TASK: Transcribe each record exactly. Include every one.

begin

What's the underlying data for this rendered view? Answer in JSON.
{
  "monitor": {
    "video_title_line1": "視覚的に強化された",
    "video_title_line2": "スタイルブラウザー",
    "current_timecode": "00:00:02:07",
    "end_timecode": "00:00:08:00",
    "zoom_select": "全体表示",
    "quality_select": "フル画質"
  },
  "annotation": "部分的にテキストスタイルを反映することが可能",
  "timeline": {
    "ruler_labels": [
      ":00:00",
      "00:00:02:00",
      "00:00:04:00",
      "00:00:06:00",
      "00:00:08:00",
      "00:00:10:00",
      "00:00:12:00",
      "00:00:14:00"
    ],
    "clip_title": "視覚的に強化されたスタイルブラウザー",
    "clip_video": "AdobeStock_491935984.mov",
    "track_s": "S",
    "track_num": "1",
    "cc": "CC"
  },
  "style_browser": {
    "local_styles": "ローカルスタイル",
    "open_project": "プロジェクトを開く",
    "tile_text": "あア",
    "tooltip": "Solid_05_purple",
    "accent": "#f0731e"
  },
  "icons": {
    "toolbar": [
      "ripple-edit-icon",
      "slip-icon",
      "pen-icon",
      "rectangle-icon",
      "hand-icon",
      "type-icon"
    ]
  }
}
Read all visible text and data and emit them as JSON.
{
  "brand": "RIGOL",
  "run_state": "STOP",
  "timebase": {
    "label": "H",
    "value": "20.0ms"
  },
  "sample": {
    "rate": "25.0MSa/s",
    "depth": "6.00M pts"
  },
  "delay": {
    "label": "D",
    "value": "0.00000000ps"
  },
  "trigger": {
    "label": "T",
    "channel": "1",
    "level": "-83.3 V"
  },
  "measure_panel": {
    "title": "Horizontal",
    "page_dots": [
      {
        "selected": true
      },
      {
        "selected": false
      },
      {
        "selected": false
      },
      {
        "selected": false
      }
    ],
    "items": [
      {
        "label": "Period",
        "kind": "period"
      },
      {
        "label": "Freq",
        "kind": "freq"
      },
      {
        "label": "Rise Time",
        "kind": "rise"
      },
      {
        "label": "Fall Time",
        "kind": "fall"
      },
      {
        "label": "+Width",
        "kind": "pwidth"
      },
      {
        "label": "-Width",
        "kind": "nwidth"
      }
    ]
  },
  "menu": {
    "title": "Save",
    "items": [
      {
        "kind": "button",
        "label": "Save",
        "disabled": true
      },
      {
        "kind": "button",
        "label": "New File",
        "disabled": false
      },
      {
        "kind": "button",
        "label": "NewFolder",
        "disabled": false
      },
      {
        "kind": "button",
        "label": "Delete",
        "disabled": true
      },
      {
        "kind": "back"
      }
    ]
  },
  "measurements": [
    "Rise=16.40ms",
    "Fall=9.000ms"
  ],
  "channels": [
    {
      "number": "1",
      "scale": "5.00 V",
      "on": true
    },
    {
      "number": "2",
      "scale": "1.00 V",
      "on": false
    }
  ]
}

end

SOLUTION FOR THIS PROBLEM:
What's the underlying data for this rendered view? Answer in JSON.
{
  "monitor": {
    "video_title_line1": "視覚的に強化された",
    "video_title_line2": "スタイルブラウザー",
    "current_timecode": "00:00:02:07",
    "end_timecode": "00:00:08:00",
    "zoom_select": "全体表示",
    "quality_select": "フル画質"
  },
  "annotation": "部分的にテキストスタイルを反映することが可能",
  "timeline": {
    "ruler_labels": [
      ":00:00",
      "00:00:02:00",
      "00:00:04:00",
      "00:00:06:00",
      "00:00:08:00",
      "00:00:10:00",
      "00:00:12:00",
      "00:00:14:00"
    ],
    "clip_title": "視覚的に強化されたスタイルブラウザー",
    "clip_video": "AdobeStock_491935984.mov",
    "track_s": "S",
    "track_num": "1",
    "cc": "CC"
  },
  "style_browser": {
    "local_styles": "ローカルスタイル",
    "open_project": "プロジェクトを開く",
    "tile_text": "あア",
    "tooltip": "Solid_05_purple",
    "accent": "#f0731e"
  },
  "icons": {
    "toolbar": [
      "ripple-edit-icon",
      "slip-icon",
      "pen-icon",
      "rectangle-icon",
      "hand-icon",
      "type-icon"
    ]
  }
}
Read all visible text and data and emit them as JSON.
{
  "brand": "RIGOL",
  "run_state": "STOP",
  "timebase": {
    "label": "H",
    "value": "20.0ms"
  },
  "sample": {
    "rate": "25.0MSa/s",
    "depth": "6.00M pts"
  },
  "delay": {
    "label": "D",
    "value": "0.00000000ps"
  },
  "trigger": {
    "label": "T",
    "channel": "1",
    "level": "-83.3 V"
  },
  "measure_panel": {
    "title": "Horizontal",
    "page_dots": [
      {
        "selected": true
      },
      {
        "selected": false
      },
      {
        "selected": false
      },
      {
        "selected": false
      }
    ],
    "items": [
      {
        "label": "Period",
        "kind": "period"
      },
      {
        "label": "Freq",
        "kind": "freq"
      },
      {
        "label": "Rise Time",
        "kind": "rise"
      },
      {
        "label": "Fall Time",
        "kind": "fall"
      },
      {
        "label": "+Width",
        "kind": "pwidth"
      },
      {
        "label": "-Width",
        "kind": "nwidth"
      }
    ]
  },
  "menu": {
    "title": "Save",
    "items": [
      {
        "kind": "button",
        "label": "Save",
        "disabled": true
      },
      {
        "kind": "button",
        "label": "New File",
        "disabled": false
      },
      {
        "kind": "button",
        "label": "NewFolder",
        "disabled": false
      },
      {
        "kind": "button",
        "label": "Delete",
        "disabled": true
      },
      {
        "kind": "back"
      }
    ]
  },
  "measurements": [
    "Rise=16.40ms",
    "Fall=9.000ms"
  ],
  "channels": [
    {
      "number": "1",
      "scale": "5.00 V",
      "on": true
    },
    {
      "number": "2",
      "scale": "1.00 V",
      "on": false
    }
  ]
}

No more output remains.